TASK DESCRIPTION:
Exact repetition of every entry is required.
[begin ROWS]
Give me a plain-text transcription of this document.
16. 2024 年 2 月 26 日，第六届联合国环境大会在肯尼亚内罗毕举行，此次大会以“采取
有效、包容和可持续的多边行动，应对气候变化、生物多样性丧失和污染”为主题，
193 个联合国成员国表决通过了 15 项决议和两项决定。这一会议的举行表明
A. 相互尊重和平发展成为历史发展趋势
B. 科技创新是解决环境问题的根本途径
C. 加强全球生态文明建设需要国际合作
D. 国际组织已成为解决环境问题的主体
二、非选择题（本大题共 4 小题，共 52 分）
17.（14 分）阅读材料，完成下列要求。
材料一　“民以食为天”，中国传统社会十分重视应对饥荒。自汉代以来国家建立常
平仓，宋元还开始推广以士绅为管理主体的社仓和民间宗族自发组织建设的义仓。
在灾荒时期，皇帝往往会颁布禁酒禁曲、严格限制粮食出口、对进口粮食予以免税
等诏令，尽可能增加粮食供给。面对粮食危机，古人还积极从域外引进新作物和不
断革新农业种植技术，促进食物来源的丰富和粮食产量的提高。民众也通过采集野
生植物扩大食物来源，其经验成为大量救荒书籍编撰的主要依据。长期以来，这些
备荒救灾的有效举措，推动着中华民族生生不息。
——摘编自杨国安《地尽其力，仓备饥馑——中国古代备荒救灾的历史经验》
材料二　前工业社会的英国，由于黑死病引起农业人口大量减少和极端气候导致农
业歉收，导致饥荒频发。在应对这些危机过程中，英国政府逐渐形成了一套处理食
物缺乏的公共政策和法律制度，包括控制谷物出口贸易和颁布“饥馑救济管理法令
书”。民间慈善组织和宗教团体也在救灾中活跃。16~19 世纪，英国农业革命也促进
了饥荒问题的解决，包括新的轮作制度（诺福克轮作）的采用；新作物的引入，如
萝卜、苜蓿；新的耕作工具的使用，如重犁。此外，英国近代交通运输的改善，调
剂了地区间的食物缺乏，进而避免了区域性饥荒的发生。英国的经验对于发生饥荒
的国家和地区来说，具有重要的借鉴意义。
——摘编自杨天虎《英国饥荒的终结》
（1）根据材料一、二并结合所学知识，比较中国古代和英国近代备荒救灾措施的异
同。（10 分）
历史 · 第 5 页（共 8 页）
[end ROWS]
WRITTEN ANSWER:
Give me a plain-text transcription of this document.
16. 2024 年 2 月 26 日，第六届联合国环境大会在肯尼亚内罗毕举行，此次大会以“采取
有效、包容和可持续的多边行动，应对气候变化、生物多样性丧失和污染”为主题，
193 个联合国成员国表决通过了 15 项决议和两项决定。这一会议的举行表明
A. 相互尊重和平发展成为历史发展趋势
B. 科技创新是解决环境问题的根本途径
C. 加强全球生态文明建设需要国际合作
D. 国际组织已成为解决环境问题的主体
二、非选择题（本大题共 4 小题，共 52 分）
17.（14 分）阅读材料，完成下列要求。
材料一　“民以食为天”，中国传统社会十分重视应对饥荒。自汉代以来国家建立常
平仓，宋元还开始推广以士绅为管理主体的社仓和民间宗族自发组织建设的义仓。
在灾荒时期，皇帝往往会颁布禁酒禁曲、严格限制粮食出口、对进口粮食予以免税
等诏令，尽可能增加粮食供给。面对粮食危机，古人还积极从域外引进新作物和不
断革新农业种植技术，促进食物来源的丰富和粮食产量的提高。民众也通过采集野
生植物扩大食物来源，其经验成为大量救荒书籍编撰的主要依据。长期以来，这些
备荒救灾的有效举措，推动着中华民族生生不息。
——摘编自杨国安《地尽其力，仓备饥馑——中国古代备荒救灾的历史经验》
材料二　前工业社会的英国，由于黑死病引起农业人口大量减少和极端气候导致农
业歉收，导致饥荒频发。在应对这些危机过程中，英国政府逐渐形成了一套处理食
物缺乏的公共政策和法律制度，包括控制谷物出口贸易和颁布“饥馑救济管理法令
书”。民间慈善组织和宗教团体也在救灾中活跃。16~19 世纪，英国农业革命也促进
了饥荒问题的解决，包括新的轮作制度（诺福克轮作）的采用；新作物的引入，如
萝卜、苜蓿；新的耕作工具的使用，如重犁。此外，英国近代交通运输的改善，调
剂了地区间的食物缺乏，进而避免了区域性饥荒的发生。英国的经验对于发生饥荒
的国家和地区来说，具有重要的借鉴意义。
——摘编自杨天虎《英国饥荒的终结》
（1）根据材料一、二并结合所学知识，比较中国古代和英国近代备荒救灾措施的异
同。（10 分）
历史 · 第 5 页（共 8 页）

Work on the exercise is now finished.